GIVEN INSTRUCTION »
Every record below should be printed exactly as it appears.

Figure dataset records:
··········

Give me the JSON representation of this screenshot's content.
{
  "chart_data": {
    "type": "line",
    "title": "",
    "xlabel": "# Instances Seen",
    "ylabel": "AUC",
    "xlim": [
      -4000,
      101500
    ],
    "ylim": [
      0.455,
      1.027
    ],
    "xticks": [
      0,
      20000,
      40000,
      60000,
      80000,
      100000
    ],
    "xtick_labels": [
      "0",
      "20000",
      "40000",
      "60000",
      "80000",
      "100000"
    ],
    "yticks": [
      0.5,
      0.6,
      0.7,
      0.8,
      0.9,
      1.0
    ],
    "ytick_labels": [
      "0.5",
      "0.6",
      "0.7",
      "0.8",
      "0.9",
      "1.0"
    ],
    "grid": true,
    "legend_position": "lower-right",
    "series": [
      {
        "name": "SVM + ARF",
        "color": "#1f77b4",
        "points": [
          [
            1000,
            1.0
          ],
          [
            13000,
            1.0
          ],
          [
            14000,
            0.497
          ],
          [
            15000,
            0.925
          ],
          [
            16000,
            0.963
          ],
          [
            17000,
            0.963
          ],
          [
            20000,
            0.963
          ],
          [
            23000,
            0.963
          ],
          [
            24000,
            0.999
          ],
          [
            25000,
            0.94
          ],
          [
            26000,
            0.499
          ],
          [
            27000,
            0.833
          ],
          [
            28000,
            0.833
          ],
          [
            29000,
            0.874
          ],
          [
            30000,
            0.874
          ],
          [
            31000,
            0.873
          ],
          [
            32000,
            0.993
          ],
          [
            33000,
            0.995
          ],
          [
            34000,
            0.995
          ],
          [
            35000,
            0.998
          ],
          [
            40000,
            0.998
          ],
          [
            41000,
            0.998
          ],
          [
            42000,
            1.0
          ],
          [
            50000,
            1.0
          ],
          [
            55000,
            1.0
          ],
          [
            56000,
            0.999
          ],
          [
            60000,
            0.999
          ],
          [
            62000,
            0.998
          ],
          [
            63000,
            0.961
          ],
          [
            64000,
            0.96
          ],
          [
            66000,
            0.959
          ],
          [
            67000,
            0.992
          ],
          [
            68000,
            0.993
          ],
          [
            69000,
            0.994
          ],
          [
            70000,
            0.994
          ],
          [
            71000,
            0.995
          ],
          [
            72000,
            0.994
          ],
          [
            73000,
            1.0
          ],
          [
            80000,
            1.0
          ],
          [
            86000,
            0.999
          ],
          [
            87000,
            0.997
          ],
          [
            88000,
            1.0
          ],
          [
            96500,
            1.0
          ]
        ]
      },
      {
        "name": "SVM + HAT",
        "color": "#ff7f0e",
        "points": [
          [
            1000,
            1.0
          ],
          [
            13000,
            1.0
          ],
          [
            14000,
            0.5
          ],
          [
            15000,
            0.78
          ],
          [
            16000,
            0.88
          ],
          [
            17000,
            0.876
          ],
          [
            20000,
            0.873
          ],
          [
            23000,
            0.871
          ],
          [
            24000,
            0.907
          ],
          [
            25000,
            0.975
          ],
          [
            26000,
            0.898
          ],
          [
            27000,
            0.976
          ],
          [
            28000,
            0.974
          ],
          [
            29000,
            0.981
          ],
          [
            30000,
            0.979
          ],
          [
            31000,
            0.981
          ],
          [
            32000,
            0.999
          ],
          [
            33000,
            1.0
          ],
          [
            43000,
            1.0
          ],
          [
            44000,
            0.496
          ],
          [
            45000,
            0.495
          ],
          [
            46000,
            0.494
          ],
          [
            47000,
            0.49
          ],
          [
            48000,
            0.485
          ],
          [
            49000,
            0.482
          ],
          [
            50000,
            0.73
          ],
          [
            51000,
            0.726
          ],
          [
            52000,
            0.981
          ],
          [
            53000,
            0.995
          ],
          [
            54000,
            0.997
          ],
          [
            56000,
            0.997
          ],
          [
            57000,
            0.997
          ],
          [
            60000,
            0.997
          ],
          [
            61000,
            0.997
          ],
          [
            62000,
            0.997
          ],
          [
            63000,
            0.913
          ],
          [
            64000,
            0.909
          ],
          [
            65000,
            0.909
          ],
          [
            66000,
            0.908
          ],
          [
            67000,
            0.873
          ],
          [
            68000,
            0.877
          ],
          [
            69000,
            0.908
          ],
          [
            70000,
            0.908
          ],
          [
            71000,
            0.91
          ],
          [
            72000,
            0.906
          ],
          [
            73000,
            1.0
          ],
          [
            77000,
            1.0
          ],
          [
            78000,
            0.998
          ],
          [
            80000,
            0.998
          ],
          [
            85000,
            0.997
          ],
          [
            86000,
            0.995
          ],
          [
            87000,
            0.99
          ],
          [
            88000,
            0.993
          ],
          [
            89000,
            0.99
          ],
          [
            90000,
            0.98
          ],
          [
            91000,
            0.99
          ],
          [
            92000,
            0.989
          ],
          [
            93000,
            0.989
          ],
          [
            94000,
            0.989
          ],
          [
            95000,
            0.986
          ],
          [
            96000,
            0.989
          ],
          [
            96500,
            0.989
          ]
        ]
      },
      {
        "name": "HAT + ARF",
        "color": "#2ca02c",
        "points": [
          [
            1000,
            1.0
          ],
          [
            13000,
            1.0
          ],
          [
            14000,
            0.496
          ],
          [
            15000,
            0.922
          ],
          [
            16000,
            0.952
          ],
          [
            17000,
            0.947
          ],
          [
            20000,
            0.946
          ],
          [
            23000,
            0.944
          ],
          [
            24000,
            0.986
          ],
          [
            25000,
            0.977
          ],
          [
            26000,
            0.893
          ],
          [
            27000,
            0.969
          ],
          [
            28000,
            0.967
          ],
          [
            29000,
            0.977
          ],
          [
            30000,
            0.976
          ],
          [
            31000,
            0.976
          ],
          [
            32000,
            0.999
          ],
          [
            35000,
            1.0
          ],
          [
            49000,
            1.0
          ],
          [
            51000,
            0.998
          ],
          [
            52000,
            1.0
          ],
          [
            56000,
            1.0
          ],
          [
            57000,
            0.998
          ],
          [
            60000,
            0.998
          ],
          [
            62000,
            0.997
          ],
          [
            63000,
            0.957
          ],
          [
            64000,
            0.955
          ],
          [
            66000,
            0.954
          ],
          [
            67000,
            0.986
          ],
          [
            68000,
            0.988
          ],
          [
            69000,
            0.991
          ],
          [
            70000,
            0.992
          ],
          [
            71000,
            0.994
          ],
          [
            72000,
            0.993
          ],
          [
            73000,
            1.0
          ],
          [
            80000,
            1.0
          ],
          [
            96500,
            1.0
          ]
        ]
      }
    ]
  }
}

··········

ANSWER IN FULL »
Give me the JSON representation of this screenshot's content.
{
  "chart_data": {
    "type": "line",
    "title": "",
    "xlabel": "# Instances Seen",
    "ylabel": "AUC",
    "xlim": [
      -4000,
      101500
    ],
    "ylim": [
      0.455,
      1.027
    ],
    "xticks": [
      0,
      20000,
      40000,
      60000,
      80000,
      100000
    ],
    "xtick_labels": [
      "0",
      "20000",
      "40000",
      "60000",
      "80000",
      "100000"
    ],
    "yticks": [
      0.5,
      0.6,
      0.7,
      0.8,
      0.9,
      1.0
    ],
    "ytick_labels": [
      "0.5",
      "0.6",
      "0.7",
      "0.8",
      "0.9",
      "1.0"
    ],
    "grid": true,
    "legend_position": "lower-right",
    "series": [
      {
        "name": "SVM + ARF",
        "color": "#1f77b4",
        "points": [
          [
            1000,
            1.0
          ],
          [
            13000,
            1.0
          ],
          [
            14000,
            0.497
          ],
          [
            15000,
            0.925
          ],
          [
            16000,
            0.963
          ],
          [
            17000,
            0.963
          ],
          [
            20000,
            0.963
          ],
          [
            23000,
            0.963
          ],
          [
            24000,
            0.999
          ],
          [
            25000,
            0.94
          ],
          [
            26000,
            0.499
          ],
          [
            27000,
            0.833
          ],
          [
            28000,
            0.833
          ],
          [
            29000,
            0.874
          ],
          [
            30000,
            0.874
          ],
          [
            31000,
            0.873
          ],
          [
            32000,
            0.993
          ],
          [
            33000,
            0.995
          ],
          [
            34000,
            0.995
          ],
          [
            35000,
            0.998
          ],
          [
            40000,
            0.998
          ],
          [
            41000,
            0.998
          ],
          [
            42000,
            1.0
          ],
          [
            50000,
            1.0
          ],
          [
            55000,
            1.0
          ],
          [
            56000,
            0.999
          ],
          [
            60000,
            0.999
          ],
          [
            62000,
            0.998
          ],
          [
            63000,
            0.961
          ],
          [
            64000,
            0.96
          ],
          [
            66000,
            0.959
          ],
          [
            67000,
            0.992
          ],
          [
            68000,
            0.993
          ],
          [
            69000,
            0.994
          ],
          [
            70000,
            0.994
          ],
          [
            71000,
            0.995
          ],
          [
            72000,
            0.994
          ],
          [
            73000,
            1.0
          ],
          [
            80000,
            1.0
          ],
          [
            86000,
            0.999
          ],
          [
            87000,
            0.997
          ],
          [
            88000,
            1.0
          ],
          [
            96500,
            1.0
          ]
        ]
      },
      {
        "name": "SVM + HAT",
        "color": "#ff7f0e",
        "points": [
          [
            1000,
            1.0
          ],
          [
            13000,
            1.0
          ],
          [
            14000,
            0.5
          ],
          [
            15000,
            0.78
          ],
          [
            16000,
            0.88
          ],
          [
            17000,
            0.876
          ],
          [
            20000,
            0.873
          ],
          [
            23000,
            0.871
          ],
          [
            24000,
            0.907
          ],
          [
            25000,
            0.975
          ],
          [
            26000,
            0.898
          ],
          [
            27000,
            0.976
          ],
          [
            28000,
            0.974
          ],
          [
            29000,
            0.981
          ],
          [
            30000,
            0.979
          ],
          [
            31000,
            0.981
          ],
          [
            32000,
            0.999
          ],
          [
            33000,
            1.0
          ],
          [
            43000,
            1.0
          ],
          [
            44000,
            0.496
          ],
          [
            45000,
            0.495
          ],
          [
            46000,
            0.494
          ],
          [
            47000,
            0.49
          ],
          [
            48000,
            0.485
          ],
          [
            49000,
            0.482
          ],
          [
            50000,
            0.73
          ],
          [
            51000,
            0.726
          ],
          [
            52000,
            0.981
          ],
          [
            53000,
            0.995
          ],
          [
            54000,
            0.997
          ],
          [
            56000,
            0.997
          ],
          [
            57000,
            0.997
          ],
          [
            60000,
            0.997
          ],
          [
            61000,
            0.997
          ],
          [
            62000,
            0.997
          ],
          [
            63000,
            0.913
          ],
          [
            64000,
            0.909
          ],
          [
            65000,
            0.909
          ],
          [
            66000,
            0.908
          ],
          [
            67000,
            0.873
          ],
          [
            68000,
            0.877
          ],
          [
            69000,
            0.908
          ],
          [
            70000,
            0.908
          ],
          [
            71000,
            0.91
          ],
          [
            72000,
            0.906
          ],
          [
            73000,
            1.0
          ],
          [
            77000,
            1.0
          ],
          [
            78000,
            0.998
          ],
          [
            80000,
            0.998
          ],
          [
            85000,
            0.997
          ],
          [
            86000,
            0.995
          ],
          [
            87000,
            0.99
          ],
          [
            88000,
            0.993
          ],
          [
            89000,
            0.99
          ],
          [
            90000,
            0.98
          ],
          [
            91000,
            0.99
          ],
          [
            92000,
            0.989
          ],
          [
            93000,
            0.989
          ],
          [
            94000,
            0.989
          ],
          [
            95000,
            0.986
          ],
          [
            96000,
            0.989
          ],
          [
            96500,
            0.989
          ]
        ]
      },
      {
        "name": "HAT + ARF",
        "color": "#2ca02c",
        "points": [
          [
            1000,
            1.0
          ],
          [
            13000,
            1.0
          ],
          [
            14000,
            0.496
          ],
          [
            15000,
            0.922
          ],
          [
            16000,
            0.952
          ],
          [
            17000,
            0.947
          ],
          [
            20000,
            0.946
          ],
          [
            23000,
            0.944
          ],
          [
            24000,
            0.986
          ],
          [
            25000,
            0.977
          ],
          [
            26000,
            0.893
          ],
          [
            27000,
            0.969
          ],
          [
            28000,
            0.967
          ],
          [
            29000,
            0.977
          ],
          [
            30000,
            0.976
          ],
          [
            31000,
            0.976
          ],
          [
            32000,
            0.999
          ],
          [
            35000,
            1.0
          ],
          [
            49000,
            1.0
          ],
          [
            51000,
            0.998
          ],
          [
            52000,
            1.0
          ],
          [
            56000,
            1.0
          ],
          [
            57000,
            0.998
          ],
          [
            60000,
            0.998
          ],
          [
            62000,
            0.997
          ],
          [
            63000,
            0.957
          ],
          [
            64000,
            0.955
          ],
          [
            66000,
            0.954
          ],
          [
            67000,
            0.986
          ],
          [
            68000,
            0.988
          ],
          [
            69000,
            0.991
          ],
          [
            70000,
            0.992
          ],
          [
            71000,
            0.994
          ],
          [
            72000,
            0.993
          ],
          [
            73000,
            1.0
          ],
          [
            80000,
            1.0
          ],
          [
            96500,
            1.0
          ]
        ]
      }
    ]
  }
}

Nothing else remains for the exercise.